-- begin --
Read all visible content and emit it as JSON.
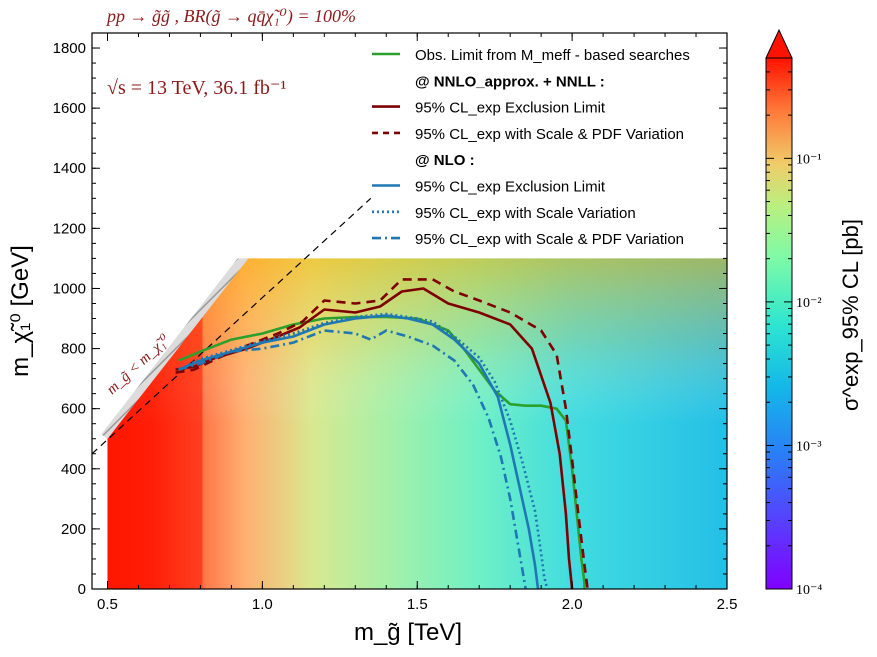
{
  "chart_data": {
    "type": "heatmap",
    "title": "pp → g̃g̃ , BR(g̃ → qq̄χ̃₁⁰) = 100%",
    "energy_label": "√s = 13 TeV, 36.1 fb⁻¹",
    "xlabel": "m_g̃ [TeV]",
    "ylabel": "m_χ̃₁⁰ [GeV]",
    "xlim": [
      0.45,
      2.5
    ],
    "ylim": [
      0,
      1850
    ],
    "xticks": [
      0.5,
      1.0,
      1.5,
      2.0,
      2.5
    ],
    "xtick_labels": [
      "0.5",
      "1.0",
      "1.5",
      "2.0",
      "2.5"
    ],
    "yticks": [
      0,
      200,
      400,
      600,
      800,
      1000,
      1200,
      1400,
      1600,
      1800
    ],
    "ytick_labels": [
      "0",
      "200",
      "400",
      "600",
      "800",
      "1000",
      "1200",
      "1400",
      "1600",
      "1800"
    ],
    "diagonal_label": "m_g̃ < m_χ̃₁⁰",
    "colorbar": {
      "label": "σ^exp_95% CL [pb]",
      "scale": "log",
      "range": [
        0.0001,
        0.5
      ],
      "extend": "max",
      "ticks": [
        0.0001,
        0.001,
        0.01,
        0.1
      ],
      "tick_labels": [
        "10⁻⁴",
        "10⁻³",
        "10⁻²",
        "10⁻¹"
      ]
    },
    "heatmap_region": {
      "x": [
        0.5,
        2.5
      ],
      "y": [
        0,
        1100
      ]
    },
    "legend_items": [
      {
        "text": "Obs. Limit from M_meff - based searches",
        "kind": "series",
        "color": "#2ca02c",
        "style": "solid"
      },
      {
        "text": "@ NNLO_approx. + NNLL :",
        "kind": "header"
      },
      {
        "text": "95% CL_exp Exclusion Limit",
        "kind": "series",
        "color": "#7f0000",
        "style": "solid"
      },
      {
        "text": "95% CL_exp with Scale & PDF Variation",
        "kind": "series",
        "color": "#7f0000",
        "style": "dashed"
      },
      {
        "text": "@ NLO :",
        "kind": "header"
      },
      {
        "text": "95% CL_exp Exclusion Limit",
        "kind": "series",
        "color": "#1f77b4",
        "style": "solid"
      },
      {
        "text": "95% CL_exp with Scale Variation",
        "kind": "series",
        "color": "#1f77b4",
        "style": "dotted"
      },
      {
        "text": "95% CL_exp with Scale & PDF Variation",
        "kind": "series",
        "color": "#1f77b4",
        "style": "dashdot"
      }
    ],
    "series": [
      {
        "name": "Obs. Limit (M_meff)",
        "color": "#2ca02c",
        "style": "solid",
        "x": [
          0.73,
          0.8,
          0.9,
          1.0,
          1.1,
          1.2,
          1.3,
          1.4,
          1.5,
          1.6,
          1.65,
          1.7,
          1.75,
          1.8,
          1.85,
          1.9,
          1.95,
          1.98,
          2.0,
          2.02,
          2.03,
          2.04,
          2.04
        ],
        "y": [
          760,
          790,
          830,
          850,
          880,
          900,
          905,
          905,
          900,
          860,
          800,
          730,
          660,
          615,
          610,
          610,
          600,
          560,
          400,
          200,
          100,
          20,
          0
        ]
      },
      {
        "name": "NNLO+NNLL Exclusion Limit",
        "color": "#7f0000",
        "style": "solid",
        "x": [
          0.72,
          0.78,
          0.85,
          0.95,
          1.05,
          1.12,
          1.2,
          1.3,
          1.38,
          1.45,
          1.52,
          1.6,
          1.7,
          1.8,
          1.87,
          1.93,
          1.96,
          1.98,
          1.99,
          2.0
        ],
        "y": [
          730,
          740,
          770,
          800,
          840,
          870,
          930,
          920,
          940,
          990,
          1000,
          950,
          920,
          880,
          800,
          620,
          450,
          250,
          100,
          0
        ]
      },
      {
        "name": "NNLO+NNLL Scale & PDF",
        "color": "#7f0000",
        "style": "dashed",
        "x": [
          0.72,
          0.78,
          0.86,
          0.95,
          1.05,
          1.13,
          1.2,
          1.3,
          1.38,
          1.45,
          1.55,
          1.62,
          1.7,
          1.8,
          1.9,
          1.95,
          1.98,
          2.0,
          2.02,
          2.04,
          2.05
        ],
        "y": [
          720,
          730,
          770,
          810,
          850,
          890,
          960,
          950,
          960,
          1030,
          1030,
          990,
          960,
          920,
          860,
          780,
          600,
          430,
          250,
          80,
          0
        ]
      },
      {
        "name": "NLO Exclusion Limit",
        "color": "#1f77b4",
        "style": "solid",
        "x": [
          0.73,
          0.8,
          0.9,
          1.0,
          1.1,
          1.2,
          1.3,
          1.4,
          1.47,
          1.55,
          1.62,
          1.7,
          1.76,
          1.8,
          1.83,
          1.86,
          1.88,
          1.89
        ],
        "y": [
          730,
          760,
          790,
          820,
          840,
          880,
          900,
          910,
          900,
          880,
          830,
          750,
          640,
          480,
          340,
          200,
          80,
          0
        ]
      },
      {
        "name": "NLO Scale Variation",
        "color": "#1f77b4",
        "style": "dotted",
        "x": [
          0.73,
          0.8,
          0.9,
          1.0,
          1.1,
          1.2,
          1.3,
          1.4,
          1.47,
          1.55,
          1.62,
          1.7,
          1.75,
          1.8,
          1.84,
          1.88,
          1.9,
          1.91,
          1.92
        ],
        "y": [
          730,
          765,
          795,
          825,
          850,
          885,
          905,
          915,
          905,
          890,
          840,
          770,
          690,
          560,
          420,
          260,
          120,
          40,
          0
        ]
      },
      {
        "name": "NLO Scale & PDF",
        "color": "#1f77b4",
        "style": "dashdot",
        "x": [
          0.73,
          0.8,
          0.9,
          1.0,
          1.1,
          1.2,
          1.3,
          1.35,
          1.4,
          1.47,
          1.55,
          1.62,
          1.68,
          1.73,
          1.77,
          1.8,
          1.82,
          1.84,
          1.85
        ],
        "y": [
          730,
          750,
          790,
          800,
          820,
          860,
          850,
          830,
          860,
          840,
          810,
          760,
          680,
          570,
          440,
          300,
          180,
          60,
          0
        ]
      }
    ]
  }
}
-- end --
Given problem. Transcribe the records above exactly, leaving out every picture.

Exercise output.
Read all visible content and emit it as JSON.
{
  "chart_data": {
    "type": "heatmap",
    "title": "pp → g̃g̃ , BR(g̃ → qq̄χ̃₁⁰) = 100%",
    "energy_label": "√s = 13 TeV, 36.1 fb⁻¹",
    "xlabel": "m_g̃ [TeV]",
    "ylabel": "m_χ̃₁⁰ [GeV]",
    "xlim": [
      0.45,
      2.5
    ],
    "ylim": [
      0,
      1850
    ],
    "xticks": [
      0.5,
      1.0,
      1.5,
      2.0,
      2.5
    ],
    "xtick_labels": [
      "0.5",
      "1.0",
      "1.5",
      "2.0",
      "2.5"
    ],
    "yticks": [
      0,
      200,
      400,
      600,
      800,
      1000,
      1200,
      1400,
      1600,
      1800
    ],
    "ytick_labels": [
      "0",
      "200",
      "400",
      "600",
      "800",
      "1000",
      "1200",
      "1400",
      "1600",
      "1800"
    ],
    "diagonal_label": "m_g̃ < m_χ̃₁⁰",
    "colorbar": {
      "label": "σ^exp_95% CL [pb]",
      "scale": "log",
      "range": [
        0.0001,
        0.5
      ],
      "extend": "max",
      "ticks": [
        0.0001,
        0.001,
        0.01,
        0.1
      ],
      "tick_labels": [
        "10⁻⁴",
        "10⁻³",
        "10⁻²",
        "10⁻¹"
      ]
    },
    "heatmap_region": {
      "x": [
        0.5,
        2.5
      ],
      "y": [
        0,
        1100
      ]
    },
    "legend_items": [
      {
        "text": "Obs. Limit from M_meff - based searches",
        "kind": "series",
        "color": "#2ca02c",
        "style": "solid"
      },
      {
        "text": "@ NNLO_approx. + NNLL :",
        "kind": "header"
      },
      {
        "text": "95% CL_exp Exclusion Limit",
        "kind": "series",
        "color": "#7f0000",
        "style": "solid"
      },
      {
        "text": "95% CL_exp with Scale & PDF Variation",
        "kind": "series",
        "color": "#7f0000",
        "style": "dashed"
      },
      {
        "text": "@ NLO :",
        "kind": "header"
      },
      {
        "text": "95% CL_exp Exclusion Limit",
        "kind": "series",
        "color": "#1f77b4",
        "style": "solid"
      },
      {
        "text": "95% CL_exp with Scale Variation",
        "kind": "series",
        "color": "#1f77b4",
        "style": "dotted"
      },
      {
        "text": "95% CL_exp with Scale & PDF Variation",
        "kind": "series",
        "color": "#1f77b4",
        "style": "dashdot"
      }
    ],
    "series": [
      {
        "name": "Obs. Limit (M_meff)",
        "color": "#2ca02c",
        "style": "solid",
        "x": [
          0.73,
          0.8,
          0.9,
          1.0,
          1.1,
          1.2,
          1.3,
          1.4,
          1.5,
          1.6,
          1.65,
          1.7,
          1.75,
          1.8,
          1.85,
          1.9,
          1.95,
          1.98,
          2.0,
          2.02,
          2.03,
          2.04,
          2.04
        ],
        "y": [
          760,
          790,
          830,
          850,
          880,
          900,
          905,
          905,
          900,
          860,
          800,
          730,
          660,
          615,
          610,
          610,
          600,
          560,
          400,
          200,
          100,
          20,
          0
        ]
      },
      {
        "name": "NNLO+NNLL Exclusion Limit",
        "color": "#7f0000",
        "style": "solid",
        "x": [
          0.72,
          0.78,
          0.85,
          0.95,
          1.05,
          1.12,
          1.2,
          1.3,
          1.38,
          1.45,
          1.52,
          1.6,
          1.7,
          1.8,
          1.87,
          1.93,
          1.96,
          1.98,
          1.99,
          2.0
        ],
        "y": [
          730,
          740,
          770,
          800,
          840,
          870,
          930,
          920,
          940,
          990,
          1000,
          950,
          920,
          880,
          800,
          620,
          450,
          250,
          100,
          0
        ]
      },
      {
        "name": "NNLO+NNLL Scale & PDF",
        "color": "#7f0000",
        "style": "dashed",
        "x": [
          0.72,
          0.78,
          0.86,
          0.95,
          1.05,
          1.13,
          1.2,
          1.3,
          1.38,
          1.45,
          1.55,
          1.62,
          1.7,
          1.8,
          1.9,
          1.95,
          1.98,
          2.0,
          2.02,
          2.04,
          2.05
        ],
        "y": [
          720,
          730,
          770,
          810,
          850,
          890,
          960,
          950,
          960,
          1030,
          1030,
          990,
          960,
          920,
          860,
          780,
          600,
          430,
          250,
          80,
          0
        ]
      },
      {
        "name": "NLO Exclusion Limit",
        "color": "#1f77b4",
        "style": "solid",
        "x": [
          0.73,
          0.8,
          0.9,
          1.0,
          1.1,
          1.2,
          1.3,
          1.4,
          1.47,
          1.55,
          1.62,
          1.7,
          1.76,
          1.8,
          1.83,
          1.86,
          1.88,
          1.89
        ],
        "y": [
          730,
          760,
          790,
          820,
          840,
          880,
          900,
          910,
          900,
          880,
          830,
          750,
          640,
          480,
          340,
          200,
          80,
          0
        ]
      },
      {
        "name": "NLO Scale Variation",
        "color": "#1f77b4",
        "style": "dotted",
        "x": [
          0.73,
          0.8,
          0.9,
          1.0,
          1.1,
          1.2,
          1.3,
          1.4,
          1.47,
          1.55,
          1.62,
          1.7,
          1.75,
          1.8,
          1.84,
          1.88,
          1.9,
          1.91,
          1.92
        ],
        "y": [
          730,
          765,
          795,
          825,
          850,
          885,
          905,
          915,
          905,
          890,
          840,
          770,
          690,
          560,
          420,
          260,
          120,
          40,
          0
        ]
      },
      {
        "name": "NLO Scale & PDF",
        "color": "#1f77b4",
        "style": "dashdot",
        "x": [
          0.73,
          0.8,
          0.9,
          1.0,
          1.1,
          1.2,
          1.3,
          1.35,
          1.4,
          1.47,
          1.55,
          1.62,
          1.68,
          1.73,
          1.77,
          1.8,
          1.82,
          1.84,
          1.85
        ],
        "y": [
          730,
          750,
          790,
          800,
          820,
          860,
          850,
          830,
          860,
          840,
          810,
          760,
          680,
          570,
          440,
          300,
          180,
          60,
          0
        ]
      }
    ]
  }
}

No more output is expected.